**Problem description:**
Reproduce every record exactly as it appears, but not the pictures.

**Material for this task:**
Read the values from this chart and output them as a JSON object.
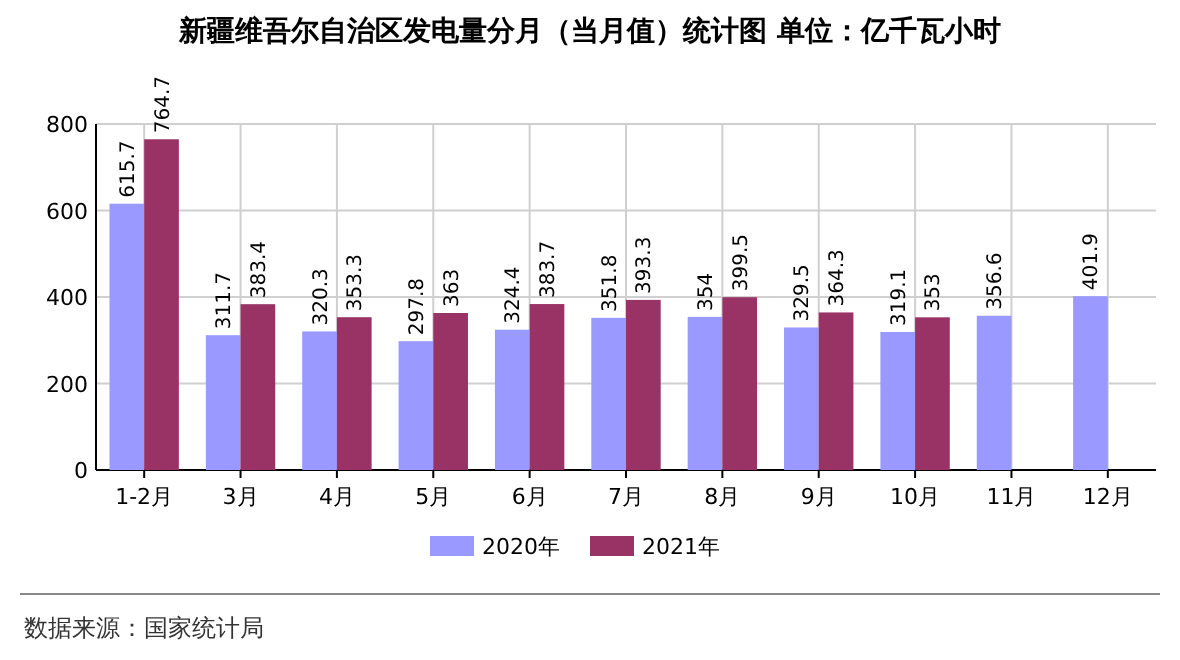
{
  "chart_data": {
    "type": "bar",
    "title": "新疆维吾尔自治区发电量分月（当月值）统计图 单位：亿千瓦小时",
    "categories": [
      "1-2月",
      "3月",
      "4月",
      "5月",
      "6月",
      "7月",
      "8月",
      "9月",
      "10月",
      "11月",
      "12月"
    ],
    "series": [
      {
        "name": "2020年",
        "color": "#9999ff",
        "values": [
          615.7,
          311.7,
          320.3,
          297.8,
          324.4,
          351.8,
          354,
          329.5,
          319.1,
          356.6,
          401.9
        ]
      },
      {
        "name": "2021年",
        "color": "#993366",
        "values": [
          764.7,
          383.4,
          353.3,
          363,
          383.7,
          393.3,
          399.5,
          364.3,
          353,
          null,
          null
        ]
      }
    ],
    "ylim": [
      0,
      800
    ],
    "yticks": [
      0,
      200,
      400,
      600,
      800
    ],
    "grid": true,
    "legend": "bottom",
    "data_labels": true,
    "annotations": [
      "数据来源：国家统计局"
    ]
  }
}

**Expected answer:**
Read the values from this chart and output them as a JSON object.
{
  "chart_data": {
    "type": "bar",
    "title": "新疆维吾尔自治区发电量分月（当月值）统计图 单位：亿千瓦小时",
    "categories": [
      "1-2月",
      "3月",
      "4月",
      "5月",
      "6月",
      "7月",
      "8月",
      "9月",
      "10月",
      "11月",
      "12月"
    ],
    "series": [
      {
        "name": "2020年",
        "color": "#9999ff",
        "values": [
          615.7,
          311.7,
          320.3,
          297.8,
          324.4,
          351.8,
          354,
          329.5,
          319.1,
          356.6,
          401.9
        ]
      },
      {
        "name": "2021年",
        "color": "#993366",
        "values": [
          764.7,
          383.4,
          353.3,
          363,
          383.7,
          393.3,
          399.5,
          364.3,
          353,
          null,
          null
        ]
      }
    ],
    "ylim": [
      0,
      800
    ],
    "yticks": [
      0,
      200,
      400,
      600,
      800
    ],
    "grid": true,
    "legend": "bottom",
    "data_labels": true,
    "annotations": [
      "数据来源：国家统计局"
    ]
  }
}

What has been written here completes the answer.